- OBJECTIVE -
Return every record verbatim.

- RECORDS SUPPLIED -
* * * * *
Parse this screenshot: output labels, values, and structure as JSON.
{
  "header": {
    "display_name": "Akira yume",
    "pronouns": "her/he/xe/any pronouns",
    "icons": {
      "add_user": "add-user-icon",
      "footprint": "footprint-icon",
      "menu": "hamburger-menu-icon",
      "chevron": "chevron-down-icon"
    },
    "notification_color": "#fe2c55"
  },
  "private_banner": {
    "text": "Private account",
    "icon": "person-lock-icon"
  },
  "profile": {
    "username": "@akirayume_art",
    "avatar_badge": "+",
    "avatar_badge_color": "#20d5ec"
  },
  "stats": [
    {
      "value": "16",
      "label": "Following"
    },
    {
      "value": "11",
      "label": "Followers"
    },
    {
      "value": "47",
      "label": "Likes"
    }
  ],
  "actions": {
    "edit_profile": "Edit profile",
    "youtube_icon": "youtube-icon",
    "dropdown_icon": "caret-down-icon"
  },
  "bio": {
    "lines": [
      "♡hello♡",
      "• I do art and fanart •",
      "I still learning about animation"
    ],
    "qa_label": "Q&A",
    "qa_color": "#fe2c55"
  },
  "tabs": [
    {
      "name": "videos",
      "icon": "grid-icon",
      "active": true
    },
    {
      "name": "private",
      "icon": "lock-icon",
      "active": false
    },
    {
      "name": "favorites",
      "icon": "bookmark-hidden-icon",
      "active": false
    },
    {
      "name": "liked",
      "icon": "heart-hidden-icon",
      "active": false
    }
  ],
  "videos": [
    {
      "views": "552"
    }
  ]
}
* * * * *
- TASK RESPONSE -
Parse this screenshot: output labels, values, and structure as JSON.
{
  "header": {
    "display_name": "Akira yume",
    "pronouns": "her/he/xe/any pronouns",
    "icons": {
      "add_user": "add-user-icon",
      "footprint": "footprint-icon",
      "menu": "hamburger-menu-icon",
      "chevron": "chevron-down-icon"
    },
    "notification_color": "#fe2c55"
  },
  "private_banner": {
    "text": "Private account",
    "icon": "person-lock-icon"
  },
  "profile": {
    "username": "@akirayume_art",
    "avatar_badge": "+",
    "avatar_badge_color": "#20d5ec"
  },
  "stats": [
    {
      "value": "16",
      "label": "Following"
    },
    {
      "value": "11",
      "label": "Followers"
    },
    {
      "value": "47",
      "label": "Likes"
    }
  ],
  "actions": {
    "edit_profile": "Edit profile",
    "youtube_icon": "youtube-icon",
    "dropdown_icon": "caret-down-icon"
  },
  "bio": {
    "lines": [
      "♡hello♡",
      "• I do art and fanart •",
      "I still learning about animation"
    ],
    "qa_label": "Q&A",
    "qa_color": "#fe2c55"
  },
  "tabs": [
    {
      "name": "videos",
      "icon": "grid-icon",
      "active": true
    },
    {
      "name": "private",
      "icon": "lock-icon",
      "active": false
    },
    {
      "name": "favorites",
      "icon": "bookmark-hidden-icon",
      "active": false
    },
    {
      "name": "liked",
      "icon": "heart-hidden-icon",
      "active": false
    }
  ],
  "videos": [
    {
      "views": "552"
    }
  ]
}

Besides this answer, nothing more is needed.